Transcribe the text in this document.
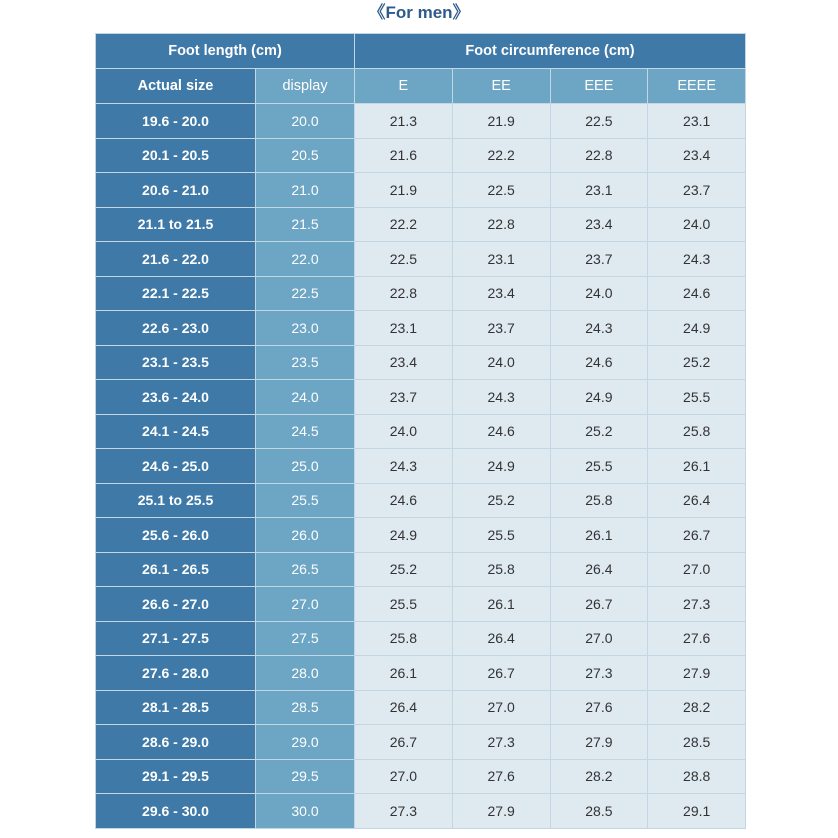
《For men》
Foot length (cm)		Foot circumference (cm)			
Actual size	display	E	EE	EEE	EEEE
19.6 - 20.0	20.0	21.3	21.9	22.5	23.1
20.1 - 20.5	20.5	21.6	22.2	22.8	23.4
20.6 - 21.0	21.0	21.9	22.5	23.1	23.7
21.1 to 21.5	21.5	22.2	22.8	23.4	24.0
21.6 - 22.0	22.0	22.5	23.1	23.7	24.3
22.1 - 22.5	22.5	22.8	23.4	24.0	24.6
22.6 - 23.0	23.0	23.1	23.7	24.3	24.9
23.1 - 23.5	23.5	23.4	24.0	24.6	25.2
23.6 - 24.0	24.0	23.7	24.3	24.9	25.5
24.1 - 24.5	24.5	24.0	24.6	25.2	25.8
24.6 - 25.0	25.0	24.3	24.9	25.5	26.1
25.1 to 25.5	25.5	24.6	25.2	25.8	26.4
25.6 - 26.0	26.0	24.9	25.5	26.1	26.7
26.1 - 26.5	26.5	25.2	25.8	26.4	27.0
26.6 - 27.0	27.0	25.5	26.1	26.7	27.3
27.1 - 27.5	27.5	25.8	26.4	27.0	27.6
27.6 - 28.0	28.0	26.1	26.7	27.3	27.9
28.1 - 28.5	28.5	26.4	27.0	27.6	28.2
28.6 - 29.0	29.0	26.7	27.3	27.9	28.5
29.1 - 29.5	29.5	27.0	27.6	28.2	28.8
29.6 - 30.0	30.0	27.3	27.9	28.5	29.1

# BRIEF
Write every entry out again exactly, dropping the pictures.

# WRITTEN RESPONSE
Transcribe the text in this document.
《For men》
Foot length (cm)		Foot circumference (cm)			
Actual size	display	E	EE	EEE	EEEE
19.6 - 20.0	20.0	21.3	21.9	22.5	23.1
20.1 - 20.5	20.5	21.6	22.2	22.8	23.4
20.6 - 21.0	21.0	21.9	22.5	23.1	23.7
21.1 to 21.5	21.5	22.2	22.8	23.4	24.0
21.6 - 22.0	22.0	22.5	23.1	23.7	24.3
22.1 - 22.5	22.5	22.8	23.4	24.0	24.6
22.6 - 23.0	23.0	23.1	23.7	24.3	24.9
23.1 - 23.5	23.5	23.4	24.0	24.6	25.2
23.6 - 24.0	24.0	23.7	24.3	24.9	25.5
24.1 - 24.5	24.5	24.0	24.6	25.2	25.8
24.6 - 25.0	25.0	24.3	24.9	25.5	26.1
25.1 to 25.5	25.5	24.6	25.2	25.8	26.4
25.6 - 26.0	26.0	24.9	25.5	26.1	26.7
26.1 - 26.5	26.5	25.2	25.8	26.4	27.0
26.6 - 27.0	27.0	25.5	26.1	26.7	27.3
27.1 - 27.5	27.5	25.8	26.4	27.0	27.6
27.6 - 28.0	28.0	26.1	26.7	27.3	27.9
28.1 - 28.5	28.5	26.4	27.0	27.6	28.2
28.6 - 29.0	29.0	26.7	27.3	27.9	28.5
29.1 - 29.5	29.5	27.0	27.6	28.2	28.8
29.6 - 30.0	30.0	27.3	27.9	28.5	29.1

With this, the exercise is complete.